[start]

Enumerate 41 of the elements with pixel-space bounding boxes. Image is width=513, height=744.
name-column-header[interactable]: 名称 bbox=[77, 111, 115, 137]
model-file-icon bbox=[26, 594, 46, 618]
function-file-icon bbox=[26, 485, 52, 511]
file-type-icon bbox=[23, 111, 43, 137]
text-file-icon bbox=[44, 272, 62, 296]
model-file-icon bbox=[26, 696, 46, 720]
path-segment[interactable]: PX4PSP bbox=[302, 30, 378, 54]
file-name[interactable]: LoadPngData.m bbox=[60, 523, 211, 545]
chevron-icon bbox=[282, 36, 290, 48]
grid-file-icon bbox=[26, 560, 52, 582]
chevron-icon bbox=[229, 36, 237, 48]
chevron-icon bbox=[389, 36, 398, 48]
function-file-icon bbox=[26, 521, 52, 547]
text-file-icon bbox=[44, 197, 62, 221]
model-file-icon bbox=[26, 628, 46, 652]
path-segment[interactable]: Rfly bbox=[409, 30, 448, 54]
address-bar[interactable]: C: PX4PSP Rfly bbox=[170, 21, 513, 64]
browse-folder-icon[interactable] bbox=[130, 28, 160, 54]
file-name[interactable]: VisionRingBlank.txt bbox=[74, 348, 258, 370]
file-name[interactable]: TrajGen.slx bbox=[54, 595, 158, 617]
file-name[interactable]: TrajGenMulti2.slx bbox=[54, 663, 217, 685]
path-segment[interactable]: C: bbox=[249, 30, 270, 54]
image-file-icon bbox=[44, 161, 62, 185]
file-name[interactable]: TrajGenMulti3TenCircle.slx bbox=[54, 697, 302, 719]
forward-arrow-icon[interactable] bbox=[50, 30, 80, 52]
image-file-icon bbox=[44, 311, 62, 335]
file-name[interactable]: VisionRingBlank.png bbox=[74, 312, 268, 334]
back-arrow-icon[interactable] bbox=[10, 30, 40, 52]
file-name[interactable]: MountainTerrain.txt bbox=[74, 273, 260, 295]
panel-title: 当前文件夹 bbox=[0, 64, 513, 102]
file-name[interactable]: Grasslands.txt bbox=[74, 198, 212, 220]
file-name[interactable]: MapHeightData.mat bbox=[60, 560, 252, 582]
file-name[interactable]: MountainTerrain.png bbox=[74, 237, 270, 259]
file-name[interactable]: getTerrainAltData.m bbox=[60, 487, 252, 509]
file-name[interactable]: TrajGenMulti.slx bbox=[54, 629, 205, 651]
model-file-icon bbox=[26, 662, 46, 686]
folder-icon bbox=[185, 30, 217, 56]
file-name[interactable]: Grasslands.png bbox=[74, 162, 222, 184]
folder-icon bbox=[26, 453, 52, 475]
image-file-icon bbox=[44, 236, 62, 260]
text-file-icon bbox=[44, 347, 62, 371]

[end]

> **SET EXERCISE**:
Which lines in the material above contain the string "path"? Gather every one of them.

> **EXERCISE RESPONSE**:
path-segment[interactable]: PX4PSP bbox=[302, 30, 378, 54]
path-segment[interactable]: Rfly bbox=[409, 30, 448, 54]
path-segment[interactable]: C: bbox=[249, 30, 270, 54]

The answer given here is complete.